What is being asked: Of the lines listed below, how many contain the string "народной"? Answer with the number alone.

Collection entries
»»
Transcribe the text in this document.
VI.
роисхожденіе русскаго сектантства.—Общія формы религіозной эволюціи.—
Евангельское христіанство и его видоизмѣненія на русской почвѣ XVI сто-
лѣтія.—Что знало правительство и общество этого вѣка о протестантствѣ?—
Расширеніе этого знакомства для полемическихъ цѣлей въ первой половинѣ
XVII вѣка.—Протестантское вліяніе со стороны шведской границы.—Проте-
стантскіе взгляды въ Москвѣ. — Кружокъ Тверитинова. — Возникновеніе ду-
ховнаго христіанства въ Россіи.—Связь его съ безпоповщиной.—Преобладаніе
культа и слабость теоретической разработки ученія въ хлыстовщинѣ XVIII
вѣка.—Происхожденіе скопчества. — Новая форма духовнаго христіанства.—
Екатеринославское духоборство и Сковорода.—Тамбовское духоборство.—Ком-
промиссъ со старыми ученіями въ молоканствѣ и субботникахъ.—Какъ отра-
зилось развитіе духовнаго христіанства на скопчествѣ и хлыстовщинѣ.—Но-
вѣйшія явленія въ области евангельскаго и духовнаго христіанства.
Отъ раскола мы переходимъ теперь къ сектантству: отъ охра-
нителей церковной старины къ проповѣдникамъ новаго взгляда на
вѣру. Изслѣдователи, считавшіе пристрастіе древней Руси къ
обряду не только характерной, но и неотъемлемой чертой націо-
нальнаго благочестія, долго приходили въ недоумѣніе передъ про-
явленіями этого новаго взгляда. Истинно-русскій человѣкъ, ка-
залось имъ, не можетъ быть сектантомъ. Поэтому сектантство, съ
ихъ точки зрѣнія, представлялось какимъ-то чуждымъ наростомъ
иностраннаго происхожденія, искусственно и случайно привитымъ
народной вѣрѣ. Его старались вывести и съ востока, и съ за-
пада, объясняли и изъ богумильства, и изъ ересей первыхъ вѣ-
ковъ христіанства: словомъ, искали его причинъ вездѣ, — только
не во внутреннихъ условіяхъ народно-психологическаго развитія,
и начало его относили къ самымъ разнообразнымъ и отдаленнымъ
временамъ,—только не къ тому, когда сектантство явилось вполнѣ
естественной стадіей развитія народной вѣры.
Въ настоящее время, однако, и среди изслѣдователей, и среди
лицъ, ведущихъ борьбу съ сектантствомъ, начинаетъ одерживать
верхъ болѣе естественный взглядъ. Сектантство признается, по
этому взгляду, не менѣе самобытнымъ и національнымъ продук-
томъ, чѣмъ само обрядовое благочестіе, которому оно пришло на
««
Finished answer: 2